> [GIVEN REQUEST]:
Using the data below, copy each line that includes the word "used".
===
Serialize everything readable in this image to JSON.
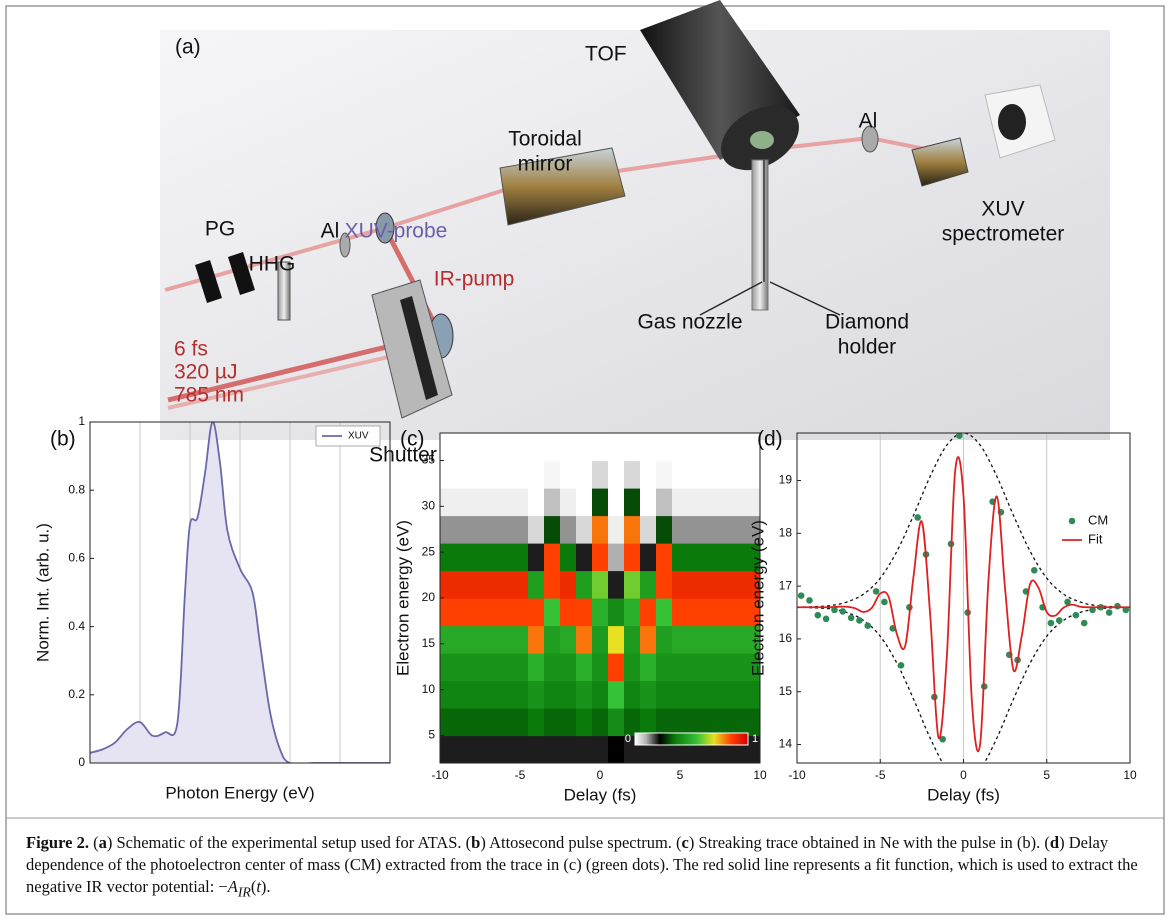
{
  "figure": {
    "panel": "(a)",
    "labels": {
      "tof": "TOF",
      "toroidal": [
        "Toroidal",
        "mirror"
      ],
      "al_right": "Al",
      "spectrometer": [
        "XUV",
        "spectrometer"
      ],
      "pg": "PG",
      "hhg": "HHG",
      "al_left": "Al",
      "xuv_probe": "XUV-probe",
      "ir_pump": "IR-pump",
      "laser": [
        "6 fs",
        "320 µJ",
        "785 nm"
      ],
      "gas_nozzle": "Gas nozzle",
      "holder": [
        "Diamond",
        "holder"
      ],
      "shutter": "Shutter"
    }
  },
  "chart_data": [
    {
      "type": "line",
      "panel": "(b)",
      "xlabel": "Photon Energy (eV)",
      "ylabel": "Norm. Int. (arb. u.)",
      "xlim": [
        0,
        6
      ],
      "xgrid": [
        1,
        2,
        3,
        4,
        5
      ],
      "ylim": [
        0,
        1
      ],
      "yticks": [
        0,
        0.2,
        0.4,
        0.6,
        0.8,
        1
      ],
      "legend": "upper right",
      "legend_box": true,
      "series": [
        {
          "name": "XUV",
          "color": "#6b68a8",
          "fill": "#e6e4f3",
          "mode": "line",
          "x": [
            0,
            0.25,
            0.5,
            0.75,
            1,
            1.25,
            1.5,
            1.75,
            1.9,
            2,
            2.15,
            2.3,
            2.45,
            2.6,
            2.75,
            3,
            3.25,
            3.4,
            3.6,
            3.8,
            4,
            4.5,
            5,
            6
          ],
          "values": [
            0.03,
            0.04,
            0.06,
            0.1,
            0.12,
            0.08,
            0.09,
            0.12,
            0.5,
            0.7,
            0.72,
            0.85,
            1,
            0.88,
            0.68,
            0.57,
            0.5,
            0.35,
            0.15,
            0.04,
            0,
            0,
            0,
            0
          ]
        }
      ]
    },
    {
      "type": "heatmap",
      "panel": "(c)",
      "xlabel": "Delay (fs)",
      "ylabel": "Electron energy (eV)",
      "xlim": [
        -10,
        10
      ],
      "xticks": [
        -10,
        -5,
        0,
        5,
        10
      ],
      "ylim": [
        2,
        38
      ],
      "yticks": [
        0,
        5,
        10,
        15,
        20,
        25,
        30,
        35
      ],
      "colorscale": [
        [
          0,
          "#ffffff"
        ],
        [
          0.1,
          "#b0b0b0"
        ],
        [
          0.22,
          "#000000"
        ],
        [
          0.35,
          "#0a7a0a"
        ],
        [
          0.55,
          "#36c236"
        ],
        [
          0.7,
          "#e8e020"
        ],
        [
          0.85,
          "#ff4000"
        ],
        [
          1,
          "#d00000"
        ]
      ],
      "cbar_ticks": [
        0,
        1
      ],
      "x": [
        -10,
        -9,
        -8,
        -7,
        -6,
        -5,
        -4,
        -3,
        -2,
        -1,
        0,
        1,
        2,
        3,
        4,
        5,
        6,
        7,
        8,
        9,
        10
      ],
      "y": [
        3.5,
        6.5,
        9.5,
        12.5,
        15.5,
        18.5,
        21.5,
        24.5,
        27.5,
        30.5,
        33.5,
        36.5
      ],
      "z": [
        [
          0.2,
          0.2,
          0.2,
          0.2,
          0.2,
          0.2,
          0.2,
          0.2,
          0.2,
          0.2,
          0.2,
          0.22,
          0.2,
          0.2,
          0.2,
          0.2,
          0.2,
          0.2,
          0.2,
          0.2,
          0.2
        ],
        [
          0.33,
          0.33,
          0.33,
          0.33,
          0.33,
          0.33,
          0.35,
          0.33,
          0.33,
          0.35,
          0.33,
          0.4,
          0.33,
          0.35,
          0.33,
          0.33,
          0.33,
          0.33,
          0.33,
          0.33,
          0.33
        ],
        [
          0.38,
          0.38,
          0.38,
          0.38,
          0.38,
          0.38,
          0.42,
          0.38,
          0.38,
          0.42,
          0.38,
          0.55,
          0.38,
          0.42,
          0.38,
          0.38,
          0.38,
          0.38,
          0.38,
          0.38,
          0.38
        ],
        [
          0.42,
          0.42,
          0.42,
          0.42,
          0.42,
          0.42,
          0.5,
          0.42,
          0.42,
          0.5,
          0.42,
          0.85,
          0.42,
          0.5,
          0.42,
          0.42,
          0.42,
          0.42,
          0.42,
          0.42,
          0.42
        ],
        [
          0.48,
          0.48,
          0.48,
          0.48,
          0.48,
          0.48,
          0.8,
          0.45,
          0.48,
          0.8,
          0.44,
          0.7,
          0.44,
          0.8,
          0.45,
          0.48,
          0.48,
          0.48,
          0.48,
          0.48,
          0.48
        ],
        [
          0.85,
          0.85,
          0.85,
          0.85,
          0.85,
          0.85,
          0.85,
          0.55,
          0.85,
          0.85,
          0.5,
          0.4,
          0.5,
          0.85,
          0.55,
          0.85,
          0.85,
          0.85,
          0.85,
          0.85,
          0.85
        ],
        [
          0.9,
          0.9,
          0.9,
          0.9,
          0.9,
          0.9,
          0.45,
          0.85,
          0.9,
          0.45,
          0.6,
          0.2,
          0.6,
          0.45,
          0.85,
          0.9,
          0.9,
          0.9,
          0.9,
          0.9,
          0.9
        ],
        [
          0.35,
          0.35,
          0.35,
          0.35,
          0.35,
          0.35,
          0.2,
          0.85,
          0.35,
          0.2,
          0.85,
          0.1,
          0.85,
          0.2,
          0.85,
          0.35,
          0.35,
          0.35,
          0.35,
          0.35,
          0.35
        ],
        [
          0.12,
          0.12,
          0.12,
          0.12,
          0.12,
          0.12,
          0.05,
          0.3,
          0.12,
          0.05,
          0.8,
          0.02,
          0.8,
          0.05,
          0.3,
          0.12,
          0.12,
          0.12,
          0.12,
          0.12,
          0.12
        ],
        [
          0.02,
          0.02,
          0.02,
          0.02,
          0.02,
          0.02,
          0,
          0.08,
          0.02,
          0,
          0.3,
          0,
          0.3,
          0,
          0.08,
          0.02,
          0.02,
          0.02,
          0.02,
          0.02,
          0.02
        ],
        [
          0,
          0,
          0,
          0,
          0,
          0,
          0,
          0.01,
          0,
          0,
          0.05,
          0,
          0.05,
          0,
          0.01,
          0,
          0,
          0,
          0,
          0,
          0
        ],
        [
          0,
          0,
          0,
          0,
          0,
          0,
          0,
          0,
          0,
          0,
          0,
          0,
          0,
          0,
          0,
          0,
          0,
          0,
          0,
          0,
          0
        ]
      ]
    },
    {
      "type": "line",
      "panel": "(d)",
      "xlabel": "Delay (fs)",
      "ylabel": "Electron energy (eV)",
      "xlim": [
        -10,
        10
      ],
      "xticks": [
        -10,
        -5,
        0,
        5,
        10
      ],
      "ylim": [
        13.65,
        19.9
      ],
      "yticks": [
        14,
        15,
        16,
        17,
        18,
        19
      ],
      "grid": "x",
      "legend": "upper right",
      "legend_box": false,
      "envelope": {
        "x": [
          -10,
          -9,
          -8,
          -7,
          -6,
          -5,
          -4,
          -3,
          -2,
          -1,
          0,
          1,
          2,
          3,
          4,
          5,
          6,
          7,
          8,
          9,
          10
        ],
        "upper": [
          16.6,
          16.61,
          16.63,
          16.7,
          16.85,
          17.15,
          17.66,
          18.34,
          19.08,
          19.67,
          19.9,
          19.67,
          19.08,
          18.34,
          17.66,
          17.15,
          16.85,
          16.7,
          16.63,
          16.61,
          16.6
        ],
        "lower": [
          16.6,
          16.59,
          16.57,
          16.5,
          16.35,
          16.05,
          15.54,
          14.86,
          14.12,
          13.53,
          13.3,
          13.53,
          14.12,
          14.86,
          15.54,
          16.05,
          16.35,
          16.5,
          16.57,
          16.59,
          16.6
        ]
      },
      "series": [
        {
          "name": "CM",
          "color": "#2e8b57",
          "mode": "markers",
          "x": [
            -9.75,
            -9.25,
            -8.75,
            -8.25,
            -7.75,
            -7.25,
            -6.75,
            -6.25,
            -5.75,
            -5.25,
            -4.75,
            -4.25,
            -3.75,
            -3.25,
            -2.75,
            -2.25,
            -1.75,
            -1.25,
            -0.75,
            -0.25,
            0.25,
            0.75,
            1.25,
            1.75,
            2.25,
            2.75,
            3.25,
            3.75,
            4.25,
            4.75,
            5.25,
            5.75,
            6.25,
            6.75,
            7.25,
            7.75,
            8.25,
            8.75,
            9.25,
            9.75
          ],
          "values": [
            16.82,
            16.73,
            16.45,
            16.38,
            16.55,
            16.52,
            16.4,
            16.35,
            16.25,
            16.9,
            16.7,
            16.2,
            15.5,
            16.6,
            18.3,
            17.6,
            14.9,
            14.1,
            17.8,
            19.85,
            16.5,
            13.5,
            15.1,
            18.6,
            18.4,
            15.7,
            15.6,
            16.9,
            17.3,
            16.6,
            16.3,
            16.35,
            16.7,
            16.45,
            16.3,
            16.55,
            16.6,
            16.5,
            16.62,
            16.55
          ]
        },
        {
          "name": "Fit",
          "color": "#e02020",
          "mode": "line",
          "x": [
            -10,
            -9.5,
            -9,
            -8.5,
            -8,
            -7.5,
            -7,
            -6.5,
            -6,
            -5.5,
            -5,
            -4.5,
            -4,
            -3.5,
            -3,
            -2.5,
            -2,
            -1.5,
            -1,
            -0.5,
            0,
            0.5,
            1,
            1.5,
            2,
            2.5,
            3,
            3.5,
            4,
            4.5,
            5,
            5.5,
            6,
            6.5,
            7,
            7.5,
            8,
            8.5,
            9,
            9.5,
            10
          ],
          "values": [
            16.6,
            16.6,
            16.6,
            16.6,
            16.6,
            16.61,
            16.61,
            16.58,
            16.51,
            16.59,
            16.86,
            16.8,
            16.09,
            15.87,
            17.19,
            18.22,
            16.45,
            14.13,
            15.67,
            19.18,
            18.71,
            14.84,
            14.01,
            17.12,
            18.7,
            16.94,
            15.41,
            16.06,
            17.04,
            16.97,
            16.51,
            16.44,
            16.59,
            16.65,
            16.61,
            16.6,
            16.6,
            16.6,
            16.6,
            16.6,
            16.6
          ]
        }
      ]
    }
  ],
  "caption": {
    "segments": [
      "Figure 2.",
      " (",
      "a",
      ") Schematic of the experimental setup used for ATAS. (",
      "b",
      ") Attosecond pulse spectrum. (",
      "c",
      ") Streaking trace obtained in Ne with the pulse in (b). (",
      "d",
      ") Delay dependence of the photoelectron center of mass (CM) extracted from the trace in (c) (green dots). The red solid line represents a fit function, which is used to extract the negative IR vector potential: −",
      "A",
      "IR",
      "(",
      "t",
      ")."
    ]
  }
}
===
> [TASK RESULT]:
      ") Schematic of the experimental setup used for ATAS. (",
      ") Delay dependence of the photoelectron center of mass (CM) extracted from the trace in (c) (green dots). The red solid line represents a fit function, which is used to extract the negative IR vector potential: −",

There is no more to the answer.